= Stated goal =
Locate the lines that hold the string "houses". Copy every such line.

++++++

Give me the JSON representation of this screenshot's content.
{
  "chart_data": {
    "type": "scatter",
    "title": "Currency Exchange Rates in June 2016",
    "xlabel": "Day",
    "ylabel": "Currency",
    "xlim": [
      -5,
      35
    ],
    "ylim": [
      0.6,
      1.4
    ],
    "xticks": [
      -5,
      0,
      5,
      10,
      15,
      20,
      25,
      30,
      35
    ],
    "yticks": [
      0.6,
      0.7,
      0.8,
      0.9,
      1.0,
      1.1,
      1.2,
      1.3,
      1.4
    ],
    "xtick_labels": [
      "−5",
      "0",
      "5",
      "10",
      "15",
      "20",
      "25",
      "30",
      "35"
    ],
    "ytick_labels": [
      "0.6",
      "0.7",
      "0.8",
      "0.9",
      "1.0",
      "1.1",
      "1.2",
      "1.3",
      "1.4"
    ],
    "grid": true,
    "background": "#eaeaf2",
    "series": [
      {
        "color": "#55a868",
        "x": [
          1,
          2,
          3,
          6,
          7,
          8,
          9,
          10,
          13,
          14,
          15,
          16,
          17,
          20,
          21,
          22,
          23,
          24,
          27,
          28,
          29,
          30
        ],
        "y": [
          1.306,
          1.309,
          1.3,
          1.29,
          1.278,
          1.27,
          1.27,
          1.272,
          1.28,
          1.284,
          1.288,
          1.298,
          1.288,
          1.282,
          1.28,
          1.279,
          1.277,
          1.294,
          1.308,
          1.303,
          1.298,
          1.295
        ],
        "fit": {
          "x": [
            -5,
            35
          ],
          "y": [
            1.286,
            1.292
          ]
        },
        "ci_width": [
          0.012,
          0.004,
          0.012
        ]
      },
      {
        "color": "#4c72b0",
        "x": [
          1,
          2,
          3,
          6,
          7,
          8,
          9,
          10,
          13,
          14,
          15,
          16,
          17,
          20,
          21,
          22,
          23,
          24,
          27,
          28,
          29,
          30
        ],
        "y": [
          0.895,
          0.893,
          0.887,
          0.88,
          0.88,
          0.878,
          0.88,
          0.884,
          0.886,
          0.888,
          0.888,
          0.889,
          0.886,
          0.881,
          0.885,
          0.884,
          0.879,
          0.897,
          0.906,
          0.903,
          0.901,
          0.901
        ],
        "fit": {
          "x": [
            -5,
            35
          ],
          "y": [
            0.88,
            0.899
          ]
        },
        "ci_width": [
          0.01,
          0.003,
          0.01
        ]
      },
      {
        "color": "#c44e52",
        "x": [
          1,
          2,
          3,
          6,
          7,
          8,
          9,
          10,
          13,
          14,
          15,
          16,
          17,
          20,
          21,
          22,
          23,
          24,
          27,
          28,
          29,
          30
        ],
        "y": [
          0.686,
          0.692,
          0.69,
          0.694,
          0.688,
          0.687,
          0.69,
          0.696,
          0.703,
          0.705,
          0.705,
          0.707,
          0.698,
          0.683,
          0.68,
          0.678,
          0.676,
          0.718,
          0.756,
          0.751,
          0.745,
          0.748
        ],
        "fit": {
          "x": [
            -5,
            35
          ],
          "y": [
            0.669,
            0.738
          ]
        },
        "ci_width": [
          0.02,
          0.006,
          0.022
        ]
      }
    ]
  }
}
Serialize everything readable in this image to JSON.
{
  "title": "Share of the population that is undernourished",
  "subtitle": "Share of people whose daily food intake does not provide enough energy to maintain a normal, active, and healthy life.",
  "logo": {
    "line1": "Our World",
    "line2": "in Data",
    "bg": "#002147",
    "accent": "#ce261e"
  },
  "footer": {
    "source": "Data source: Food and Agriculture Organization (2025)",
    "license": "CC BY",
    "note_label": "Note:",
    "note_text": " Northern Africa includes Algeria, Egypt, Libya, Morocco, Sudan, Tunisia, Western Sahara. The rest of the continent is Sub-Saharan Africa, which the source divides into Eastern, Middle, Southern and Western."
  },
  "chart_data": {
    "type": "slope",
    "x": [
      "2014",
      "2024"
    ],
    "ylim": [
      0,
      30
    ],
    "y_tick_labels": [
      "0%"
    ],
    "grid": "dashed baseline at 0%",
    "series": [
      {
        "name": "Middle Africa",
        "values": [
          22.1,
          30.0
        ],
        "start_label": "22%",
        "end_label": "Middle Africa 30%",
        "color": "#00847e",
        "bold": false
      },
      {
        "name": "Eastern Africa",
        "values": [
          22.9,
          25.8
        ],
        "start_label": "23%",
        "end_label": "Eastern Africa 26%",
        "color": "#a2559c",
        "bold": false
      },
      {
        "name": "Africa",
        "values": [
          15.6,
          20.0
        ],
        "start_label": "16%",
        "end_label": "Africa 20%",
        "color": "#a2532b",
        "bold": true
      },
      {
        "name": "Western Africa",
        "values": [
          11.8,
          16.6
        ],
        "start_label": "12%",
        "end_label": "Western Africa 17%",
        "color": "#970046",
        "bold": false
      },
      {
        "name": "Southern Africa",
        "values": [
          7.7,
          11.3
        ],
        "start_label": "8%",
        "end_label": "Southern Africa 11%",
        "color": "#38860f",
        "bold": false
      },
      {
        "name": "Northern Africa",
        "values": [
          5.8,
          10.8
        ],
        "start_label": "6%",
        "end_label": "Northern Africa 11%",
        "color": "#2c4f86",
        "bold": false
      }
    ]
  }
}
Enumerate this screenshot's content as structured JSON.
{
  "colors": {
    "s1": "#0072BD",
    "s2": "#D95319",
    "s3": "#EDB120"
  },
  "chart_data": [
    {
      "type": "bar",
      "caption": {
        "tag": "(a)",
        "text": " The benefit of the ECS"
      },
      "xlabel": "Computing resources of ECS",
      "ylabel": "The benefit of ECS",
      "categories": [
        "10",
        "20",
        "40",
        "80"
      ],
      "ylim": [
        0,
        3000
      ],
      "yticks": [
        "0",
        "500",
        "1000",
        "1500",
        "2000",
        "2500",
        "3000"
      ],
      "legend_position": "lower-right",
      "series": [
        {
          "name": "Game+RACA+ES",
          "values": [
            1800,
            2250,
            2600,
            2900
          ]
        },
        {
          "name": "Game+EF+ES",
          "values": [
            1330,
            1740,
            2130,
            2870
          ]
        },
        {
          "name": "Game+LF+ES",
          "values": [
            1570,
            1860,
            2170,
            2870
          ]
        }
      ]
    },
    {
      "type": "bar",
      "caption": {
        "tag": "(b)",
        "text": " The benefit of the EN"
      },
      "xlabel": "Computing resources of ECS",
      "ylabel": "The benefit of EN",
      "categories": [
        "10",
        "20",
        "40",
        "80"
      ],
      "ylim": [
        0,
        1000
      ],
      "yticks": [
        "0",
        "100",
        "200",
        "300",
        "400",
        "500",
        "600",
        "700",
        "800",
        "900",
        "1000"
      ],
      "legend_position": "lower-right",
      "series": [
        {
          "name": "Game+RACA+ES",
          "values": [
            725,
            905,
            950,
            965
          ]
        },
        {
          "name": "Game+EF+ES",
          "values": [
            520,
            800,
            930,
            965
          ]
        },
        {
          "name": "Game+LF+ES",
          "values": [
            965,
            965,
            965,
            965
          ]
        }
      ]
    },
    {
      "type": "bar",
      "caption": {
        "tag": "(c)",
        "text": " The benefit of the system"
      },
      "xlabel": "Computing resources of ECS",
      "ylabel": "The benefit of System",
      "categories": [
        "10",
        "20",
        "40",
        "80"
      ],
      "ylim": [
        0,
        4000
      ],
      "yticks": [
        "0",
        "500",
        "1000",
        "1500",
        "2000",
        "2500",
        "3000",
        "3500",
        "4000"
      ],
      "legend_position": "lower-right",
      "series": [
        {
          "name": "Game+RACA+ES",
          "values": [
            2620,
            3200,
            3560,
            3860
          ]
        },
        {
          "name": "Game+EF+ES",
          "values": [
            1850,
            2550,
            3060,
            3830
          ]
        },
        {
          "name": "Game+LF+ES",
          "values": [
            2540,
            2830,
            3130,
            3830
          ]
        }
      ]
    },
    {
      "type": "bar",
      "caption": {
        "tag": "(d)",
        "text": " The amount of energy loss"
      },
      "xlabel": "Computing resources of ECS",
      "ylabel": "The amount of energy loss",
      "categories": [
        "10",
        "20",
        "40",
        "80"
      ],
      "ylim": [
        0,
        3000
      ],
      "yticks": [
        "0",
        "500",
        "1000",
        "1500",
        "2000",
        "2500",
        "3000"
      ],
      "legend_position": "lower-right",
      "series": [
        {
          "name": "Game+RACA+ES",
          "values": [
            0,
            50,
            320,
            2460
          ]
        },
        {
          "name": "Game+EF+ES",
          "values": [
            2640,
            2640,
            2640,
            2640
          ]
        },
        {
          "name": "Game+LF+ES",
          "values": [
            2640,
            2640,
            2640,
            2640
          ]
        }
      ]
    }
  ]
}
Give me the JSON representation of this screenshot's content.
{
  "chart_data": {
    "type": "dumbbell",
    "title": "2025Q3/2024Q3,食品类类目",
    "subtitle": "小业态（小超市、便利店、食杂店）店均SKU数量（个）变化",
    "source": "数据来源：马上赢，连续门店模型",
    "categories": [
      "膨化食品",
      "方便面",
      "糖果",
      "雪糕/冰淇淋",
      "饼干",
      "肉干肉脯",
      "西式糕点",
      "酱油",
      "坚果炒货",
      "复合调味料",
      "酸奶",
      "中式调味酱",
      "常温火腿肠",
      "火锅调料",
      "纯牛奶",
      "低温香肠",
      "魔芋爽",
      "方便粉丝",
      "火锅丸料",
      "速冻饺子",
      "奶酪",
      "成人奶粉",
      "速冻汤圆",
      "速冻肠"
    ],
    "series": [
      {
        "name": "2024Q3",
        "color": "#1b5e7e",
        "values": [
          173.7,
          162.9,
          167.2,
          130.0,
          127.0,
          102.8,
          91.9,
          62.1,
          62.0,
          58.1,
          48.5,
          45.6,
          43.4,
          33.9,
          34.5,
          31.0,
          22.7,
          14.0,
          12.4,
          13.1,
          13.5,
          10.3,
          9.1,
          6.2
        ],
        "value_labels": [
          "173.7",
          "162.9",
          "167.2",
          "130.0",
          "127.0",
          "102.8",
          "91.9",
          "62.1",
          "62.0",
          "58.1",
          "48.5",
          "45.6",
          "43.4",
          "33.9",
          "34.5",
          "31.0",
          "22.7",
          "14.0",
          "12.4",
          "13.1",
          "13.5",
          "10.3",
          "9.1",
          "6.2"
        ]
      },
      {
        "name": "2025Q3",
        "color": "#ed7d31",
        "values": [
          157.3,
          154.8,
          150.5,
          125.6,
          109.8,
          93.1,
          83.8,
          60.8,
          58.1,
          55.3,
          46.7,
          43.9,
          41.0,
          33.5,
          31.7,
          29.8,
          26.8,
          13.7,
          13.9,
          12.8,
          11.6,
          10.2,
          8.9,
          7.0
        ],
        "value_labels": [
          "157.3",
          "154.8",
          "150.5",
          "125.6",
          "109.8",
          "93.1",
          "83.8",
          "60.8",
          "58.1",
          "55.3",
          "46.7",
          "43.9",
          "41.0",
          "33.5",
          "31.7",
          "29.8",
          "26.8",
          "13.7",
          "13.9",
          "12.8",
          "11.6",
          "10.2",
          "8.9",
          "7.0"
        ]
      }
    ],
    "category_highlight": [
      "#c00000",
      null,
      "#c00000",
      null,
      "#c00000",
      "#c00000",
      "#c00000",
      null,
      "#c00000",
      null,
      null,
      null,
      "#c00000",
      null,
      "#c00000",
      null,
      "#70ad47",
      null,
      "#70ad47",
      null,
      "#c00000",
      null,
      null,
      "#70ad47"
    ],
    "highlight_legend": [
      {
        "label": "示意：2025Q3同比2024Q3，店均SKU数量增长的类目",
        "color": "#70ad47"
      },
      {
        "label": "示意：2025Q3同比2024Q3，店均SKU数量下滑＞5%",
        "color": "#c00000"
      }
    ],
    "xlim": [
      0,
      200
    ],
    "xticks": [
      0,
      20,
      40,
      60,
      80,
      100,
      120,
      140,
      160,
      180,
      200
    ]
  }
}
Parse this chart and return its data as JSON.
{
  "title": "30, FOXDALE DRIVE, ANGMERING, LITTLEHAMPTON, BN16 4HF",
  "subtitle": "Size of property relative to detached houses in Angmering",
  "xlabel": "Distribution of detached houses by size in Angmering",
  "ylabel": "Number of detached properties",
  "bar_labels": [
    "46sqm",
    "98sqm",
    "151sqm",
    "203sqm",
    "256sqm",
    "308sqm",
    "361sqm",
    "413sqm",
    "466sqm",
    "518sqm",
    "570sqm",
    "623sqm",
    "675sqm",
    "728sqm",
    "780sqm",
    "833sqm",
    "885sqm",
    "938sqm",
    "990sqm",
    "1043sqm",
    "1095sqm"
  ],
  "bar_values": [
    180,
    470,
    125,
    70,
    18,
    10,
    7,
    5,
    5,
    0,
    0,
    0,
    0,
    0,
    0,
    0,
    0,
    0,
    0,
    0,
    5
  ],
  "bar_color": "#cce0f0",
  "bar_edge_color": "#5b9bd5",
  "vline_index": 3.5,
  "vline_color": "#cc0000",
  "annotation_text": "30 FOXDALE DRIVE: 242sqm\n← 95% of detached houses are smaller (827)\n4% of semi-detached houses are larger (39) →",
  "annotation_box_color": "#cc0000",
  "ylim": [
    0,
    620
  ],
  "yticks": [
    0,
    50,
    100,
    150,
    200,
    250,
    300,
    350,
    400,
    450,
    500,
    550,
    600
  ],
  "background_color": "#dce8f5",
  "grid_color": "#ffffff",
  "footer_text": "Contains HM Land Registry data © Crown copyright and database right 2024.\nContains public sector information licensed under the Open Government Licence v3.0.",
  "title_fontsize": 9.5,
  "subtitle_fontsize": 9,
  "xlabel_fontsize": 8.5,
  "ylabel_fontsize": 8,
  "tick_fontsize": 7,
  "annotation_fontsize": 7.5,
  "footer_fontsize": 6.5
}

++++++

= Final result =
  "subtitle": "Size of property relative to detached houses in Angmering",
  "xlabel": "Distribution of detached houses by size in Angmering",
  "annotation_text": "30 FOXDALE DRIVE: 242sqm\n← 95% of detached houses are smaller (827)\n4% of semi-detached houses are larger (39) →",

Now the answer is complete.